» **EXERCISE DIRECTIONS**: Extract every line of the material that holds the string "name".
***** DATASET RECORDS *****
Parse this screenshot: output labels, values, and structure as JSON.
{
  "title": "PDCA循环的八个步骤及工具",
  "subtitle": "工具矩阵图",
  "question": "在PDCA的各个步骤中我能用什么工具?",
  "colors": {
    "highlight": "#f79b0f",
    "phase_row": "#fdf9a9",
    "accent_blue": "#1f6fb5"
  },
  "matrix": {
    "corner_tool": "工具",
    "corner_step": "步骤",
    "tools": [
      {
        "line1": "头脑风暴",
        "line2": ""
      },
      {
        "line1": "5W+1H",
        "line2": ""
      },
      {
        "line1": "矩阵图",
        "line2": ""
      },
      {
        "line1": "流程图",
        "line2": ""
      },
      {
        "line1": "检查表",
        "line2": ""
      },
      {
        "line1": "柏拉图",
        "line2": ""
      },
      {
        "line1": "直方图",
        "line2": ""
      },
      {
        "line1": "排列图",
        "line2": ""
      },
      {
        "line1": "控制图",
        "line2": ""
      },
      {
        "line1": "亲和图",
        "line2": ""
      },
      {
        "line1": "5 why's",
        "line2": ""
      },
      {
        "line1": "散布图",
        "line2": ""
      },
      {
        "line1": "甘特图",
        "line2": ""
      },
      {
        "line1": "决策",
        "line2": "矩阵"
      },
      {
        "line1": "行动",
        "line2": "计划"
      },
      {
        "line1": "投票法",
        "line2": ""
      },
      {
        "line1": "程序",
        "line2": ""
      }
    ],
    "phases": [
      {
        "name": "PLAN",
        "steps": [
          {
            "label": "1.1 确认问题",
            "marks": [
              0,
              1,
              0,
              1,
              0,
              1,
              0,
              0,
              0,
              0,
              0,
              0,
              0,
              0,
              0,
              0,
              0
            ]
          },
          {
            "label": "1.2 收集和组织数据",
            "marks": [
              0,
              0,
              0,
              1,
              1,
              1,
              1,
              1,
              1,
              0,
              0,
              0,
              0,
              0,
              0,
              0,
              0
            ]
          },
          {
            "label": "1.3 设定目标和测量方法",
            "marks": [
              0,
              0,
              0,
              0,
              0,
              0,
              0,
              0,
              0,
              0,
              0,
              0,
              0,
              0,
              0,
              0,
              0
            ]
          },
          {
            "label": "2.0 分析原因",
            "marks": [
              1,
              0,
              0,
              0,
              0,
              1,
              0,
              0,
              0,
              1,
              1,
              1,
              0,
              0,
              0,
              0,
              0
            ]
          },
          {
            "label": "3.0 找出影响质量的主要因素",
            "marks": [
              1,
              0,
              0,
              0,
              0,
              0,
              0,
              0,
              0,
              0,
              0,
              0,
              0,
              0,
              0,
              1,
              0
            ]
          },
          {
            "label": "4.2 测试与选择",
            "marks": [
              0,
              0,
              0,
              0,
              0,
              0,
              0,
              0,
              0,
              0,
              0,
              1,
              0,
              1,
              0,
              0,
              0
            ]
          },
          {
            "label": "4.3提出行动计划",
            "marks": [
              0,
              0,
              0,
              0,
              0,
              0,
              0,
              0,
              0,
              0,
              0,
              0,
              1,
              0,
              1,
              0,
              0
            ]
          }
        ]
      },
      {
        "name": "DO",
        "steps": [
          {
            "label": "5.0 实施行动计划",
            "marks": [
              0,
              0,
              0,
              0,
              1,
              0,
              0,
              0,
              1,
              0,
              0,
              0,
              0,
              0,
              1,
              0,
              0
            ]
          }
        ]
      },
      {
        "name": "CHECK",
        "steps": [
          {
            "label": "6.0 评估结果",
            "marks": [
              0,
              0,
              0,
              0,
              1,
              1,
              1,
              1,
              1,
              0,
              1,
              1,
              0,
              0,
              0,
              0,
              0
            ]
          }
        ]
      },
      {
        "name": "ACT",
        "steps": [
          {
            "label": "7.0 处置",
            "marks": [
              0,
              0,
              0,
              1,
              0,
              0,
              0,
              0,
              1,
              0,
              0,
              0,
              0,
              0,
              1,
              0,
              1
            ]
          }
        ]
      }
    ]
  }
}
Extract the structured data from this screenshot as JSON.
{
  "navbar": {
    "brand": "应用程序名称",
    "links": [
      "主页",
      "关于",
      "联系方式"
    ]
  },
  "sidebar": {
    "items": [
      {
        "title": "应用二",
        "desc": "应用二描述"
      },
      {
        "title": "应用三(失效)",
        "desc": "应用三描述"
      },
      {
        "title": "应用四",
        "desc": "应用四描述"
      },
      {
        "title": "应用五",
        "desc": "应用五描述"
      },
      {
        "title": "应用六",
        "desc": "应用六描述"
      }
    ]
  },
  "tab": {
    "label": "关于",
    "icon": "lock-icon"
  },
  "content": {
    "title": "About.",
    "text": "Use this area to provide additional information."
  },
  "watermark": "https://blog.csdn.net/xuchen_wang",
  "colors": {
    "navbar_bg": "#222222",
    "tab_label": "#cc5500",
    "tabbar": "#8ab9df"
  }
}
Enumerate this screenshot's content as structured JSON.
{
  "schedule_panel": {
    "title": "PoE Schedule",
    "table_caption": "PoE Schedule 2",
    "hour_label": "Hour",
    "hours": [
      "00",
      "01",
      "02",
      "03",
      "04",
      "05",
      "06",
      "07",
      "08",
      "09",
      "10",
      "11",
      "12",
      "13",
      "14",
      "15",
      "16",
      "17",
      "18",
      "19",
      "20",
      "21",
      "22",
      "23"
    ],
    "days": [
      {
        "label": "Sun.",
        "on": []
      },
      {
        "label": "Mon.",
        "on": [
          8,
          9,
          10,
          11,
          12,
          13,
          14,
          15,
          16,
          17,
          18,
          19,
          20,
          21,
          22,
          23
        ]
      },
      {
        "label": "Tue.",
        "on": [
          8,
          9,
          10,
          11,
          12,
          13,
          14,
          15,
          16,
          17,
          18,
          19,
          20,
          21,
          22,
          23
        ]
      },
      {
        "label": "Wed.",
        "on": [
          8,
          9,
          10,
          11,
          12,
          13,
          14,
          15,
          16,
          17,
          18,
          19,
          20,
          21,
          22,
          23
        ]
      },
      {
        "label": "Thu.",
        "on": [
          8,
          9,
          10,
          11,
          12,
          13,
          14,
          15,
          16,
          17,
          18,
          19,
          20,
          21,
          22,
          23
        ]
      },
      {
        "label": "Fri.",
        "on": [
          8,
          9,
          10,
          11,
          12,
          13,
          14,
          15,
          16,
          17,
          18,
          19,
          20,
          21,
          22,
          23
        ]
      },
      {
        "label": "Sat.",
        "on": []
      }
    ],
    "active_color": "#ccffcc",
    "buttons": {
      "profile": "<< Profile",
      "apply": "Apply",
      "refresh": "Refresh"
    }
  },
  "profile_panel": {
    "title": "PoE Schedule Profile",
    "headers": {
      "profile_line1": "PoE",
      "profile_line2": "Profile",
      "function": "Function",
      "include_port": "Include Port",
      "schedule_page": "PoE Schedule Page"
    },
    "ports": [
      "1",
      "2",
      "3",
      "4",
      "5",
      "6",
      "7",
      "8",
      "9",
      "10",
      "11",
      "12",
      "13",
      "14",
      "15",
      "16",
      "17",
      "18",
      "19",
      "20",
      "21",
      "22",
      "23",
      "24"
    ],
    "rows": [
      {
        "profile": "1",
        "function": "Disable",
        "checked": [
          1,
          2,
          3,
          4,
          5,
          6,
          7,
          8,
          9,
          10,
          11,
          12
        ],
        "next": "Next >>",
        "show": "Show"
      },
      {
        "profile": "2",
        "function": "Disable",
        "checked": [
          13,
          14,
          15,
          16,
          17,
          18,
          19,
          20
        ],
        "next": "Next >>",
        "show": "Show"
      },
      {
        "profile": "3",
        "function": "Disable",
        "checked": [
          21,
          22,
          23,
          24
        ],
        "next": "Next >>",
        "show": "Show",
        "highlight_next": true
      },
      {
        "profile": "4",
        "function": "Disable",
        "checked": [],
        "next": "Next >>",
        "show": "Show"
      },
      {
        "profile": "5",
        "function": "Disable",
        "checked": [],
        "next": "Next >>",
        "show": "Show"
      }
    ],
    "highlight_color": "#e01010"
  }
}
*****
***** DATASET RECORDS *****
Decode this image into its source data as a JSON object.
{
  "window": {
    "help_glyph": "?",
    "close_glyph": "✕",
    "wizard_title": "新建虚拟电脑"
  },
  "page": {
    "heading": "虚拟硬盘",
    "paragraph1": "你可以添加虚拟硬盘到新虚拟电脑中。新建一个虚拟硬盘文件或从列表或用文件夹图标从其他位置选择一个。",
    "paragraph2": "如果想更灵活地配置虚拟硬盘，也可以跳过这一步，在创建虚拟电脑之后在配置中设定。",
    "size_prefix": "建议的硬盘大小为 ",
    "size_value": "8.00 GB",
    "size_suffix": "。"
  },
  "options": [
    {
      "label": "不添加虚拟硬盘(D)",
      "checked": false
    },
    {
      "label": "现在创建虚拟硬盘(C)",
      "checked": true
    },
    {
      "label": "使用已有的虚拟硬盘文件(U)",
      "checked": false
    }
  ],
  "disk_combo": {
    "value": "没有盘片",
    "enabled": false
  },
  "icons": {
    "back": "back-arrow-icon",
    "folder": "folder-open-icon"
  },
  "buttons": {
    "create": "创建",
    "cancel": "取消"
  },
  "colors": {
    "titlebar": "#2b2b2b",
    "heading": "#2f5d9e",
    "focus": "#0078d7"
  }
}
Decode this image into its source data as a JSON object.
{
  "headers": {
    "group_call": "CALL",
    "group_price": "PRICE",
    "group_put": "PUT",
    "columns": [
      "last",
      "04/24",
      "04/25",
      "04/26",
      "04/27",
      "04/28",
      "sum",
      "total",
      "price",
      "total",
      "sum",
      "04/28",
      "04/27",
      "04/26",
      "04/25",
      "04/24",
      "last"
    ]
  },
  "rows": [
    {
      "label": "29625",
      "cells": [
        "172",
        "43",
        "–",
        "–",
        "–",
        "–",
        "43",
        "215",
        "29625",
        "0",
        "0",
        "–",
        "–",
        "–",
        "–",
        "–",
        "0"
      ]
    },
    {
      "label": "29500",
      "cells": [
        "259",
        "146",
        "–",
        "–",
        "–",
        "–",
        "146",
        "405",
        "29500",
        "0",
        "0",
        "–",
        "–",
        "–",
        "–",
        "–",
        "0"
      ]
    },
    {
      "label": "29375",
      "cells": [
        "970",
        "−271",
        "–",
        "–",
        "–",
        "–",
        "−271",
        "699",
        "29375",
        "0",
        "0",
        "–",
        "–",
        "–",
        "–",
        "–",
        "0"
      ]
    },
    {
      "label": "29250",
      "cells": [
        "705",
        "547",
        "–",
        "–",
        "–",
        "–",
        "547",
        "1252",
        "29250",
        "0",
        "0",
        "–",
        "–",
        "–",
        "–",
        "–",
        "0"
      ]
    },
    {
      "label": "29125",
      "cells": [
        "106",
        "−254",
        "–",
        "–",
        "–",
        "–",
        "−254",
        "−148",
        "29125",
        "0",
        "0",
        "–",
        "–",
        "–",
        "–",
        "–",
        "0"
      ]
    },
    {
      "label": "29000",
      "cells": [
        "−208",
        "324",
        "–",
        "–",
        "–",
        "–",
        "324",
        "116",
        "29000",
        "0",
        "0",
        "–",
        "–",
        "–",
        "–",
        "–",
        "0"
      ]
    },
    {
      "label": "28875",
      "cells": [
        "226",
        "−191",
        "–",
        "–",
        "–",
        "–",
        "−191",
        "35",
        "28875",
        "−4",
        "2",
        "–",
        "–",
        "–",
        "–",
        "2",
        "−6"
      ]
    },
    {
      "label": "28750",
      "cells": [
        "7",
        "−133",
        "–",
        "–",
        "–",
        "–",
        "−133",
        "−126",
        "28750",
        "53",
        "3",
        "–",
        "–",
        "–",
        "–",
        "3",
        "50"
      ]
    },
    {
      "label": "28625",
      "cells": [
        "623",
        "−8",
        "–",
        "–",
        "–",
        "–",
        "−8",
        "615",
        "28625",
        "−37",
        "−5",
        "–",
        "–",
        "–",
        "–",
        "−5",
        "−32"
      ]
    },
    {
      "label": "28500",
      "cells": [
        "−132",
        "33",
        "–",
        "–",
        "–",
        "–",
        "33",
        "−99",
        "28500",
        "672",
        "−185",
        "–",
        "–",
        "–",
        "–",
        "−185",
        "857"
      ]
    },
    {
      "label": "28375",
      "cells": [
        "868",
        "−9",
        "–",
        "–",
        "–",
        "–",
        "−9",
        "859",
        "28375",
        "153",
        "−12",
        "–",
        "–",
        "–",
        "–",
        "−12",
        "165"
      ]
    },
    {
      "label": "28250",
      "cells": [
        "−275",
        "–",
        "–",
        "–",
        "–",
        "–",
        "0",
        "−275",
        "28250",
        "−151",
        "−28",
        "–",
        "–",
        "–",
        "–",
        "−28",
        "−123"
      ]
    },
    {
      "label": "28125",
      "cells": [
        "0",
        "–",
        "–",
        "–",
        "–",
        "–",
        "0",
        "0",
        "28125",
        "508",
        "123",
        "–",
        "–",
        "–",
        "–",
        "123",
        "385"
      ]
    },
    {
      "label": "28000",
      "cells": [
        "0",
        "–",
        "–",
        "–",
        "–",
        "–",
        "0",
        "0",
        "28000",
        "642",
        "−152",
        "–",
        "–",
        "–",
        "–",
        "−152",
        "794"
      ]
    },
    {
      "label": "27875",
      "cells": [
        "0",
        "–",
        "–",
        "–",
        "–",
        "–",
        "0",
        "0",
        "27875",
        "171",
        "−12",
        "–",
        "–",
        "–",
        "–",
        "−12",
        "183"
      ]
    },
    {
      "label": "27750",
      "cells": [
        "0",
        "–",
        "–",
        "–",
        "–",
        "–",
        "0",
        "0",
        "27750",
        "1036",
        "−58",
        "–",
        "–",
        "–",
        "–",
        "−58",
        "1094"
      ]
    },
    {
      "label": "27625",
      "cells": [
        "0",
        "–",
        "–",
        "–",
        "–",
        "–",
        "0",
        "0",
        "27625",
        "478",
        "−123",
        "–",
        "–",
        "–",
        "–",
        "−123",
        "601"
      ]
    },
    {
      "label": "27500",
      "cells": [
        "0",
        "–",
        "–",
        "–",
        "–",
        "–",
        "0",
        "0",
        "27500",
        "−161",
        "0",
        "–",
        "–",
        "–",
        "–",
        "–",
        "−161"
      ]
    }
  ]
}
*****
» **COMPLETE RESPONSE**:
        "name": "PLAN",
        "name": "DO",
        "name": "CHECK",
        "name": "ACT",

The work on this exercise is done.